BRIEF:
Omit all images, then return the remaining material exactly as it stands.

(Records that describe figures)
----

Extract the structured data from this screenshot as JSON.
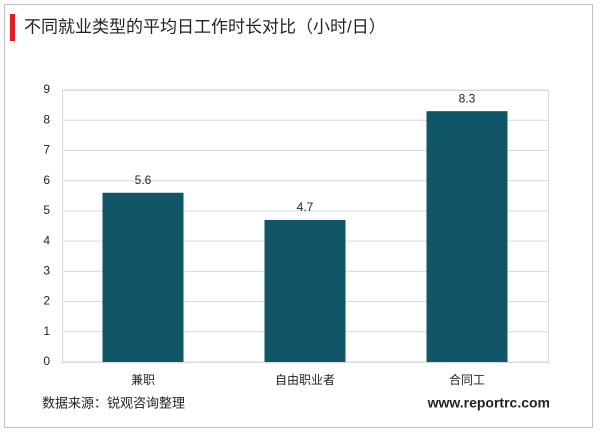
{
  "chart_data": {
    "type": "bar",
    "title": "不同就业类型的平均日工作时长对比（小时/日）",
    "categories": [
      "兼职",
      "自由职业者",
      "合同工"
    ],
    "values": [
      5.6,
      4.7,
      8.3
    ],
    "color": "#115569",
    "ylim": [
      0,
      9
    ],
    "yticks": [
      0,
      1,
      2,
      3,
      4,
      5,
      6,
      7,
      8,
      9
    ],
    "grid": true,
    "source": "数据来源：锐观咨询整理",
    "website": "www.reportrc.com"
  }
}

----

CORRECT OUTPUT:
Extract the structured data from this screenshot as JSON.
{
  "chart_data": {
    "type": "bar",
    "title": "不同就业类型的平均日工作时长对比（小时/日）",
    "categories": [
      "兼职",
      "自由职业者",
      "合同工"
    ],
    "values": [
      5.6,
      4.7,
      8.3
    ],
    "color": "#115569",
    "ylim": [
      0,
      9
    ],
    "yticks": [
      0,
      1,
      2,
      3,
      4,
      5,
      6,
      7,
      8,
      9
    ],
    "grid": true,
    "source": "数据来源：锐观咨询整理",
    "website": "www.reportrc.com"
  }
}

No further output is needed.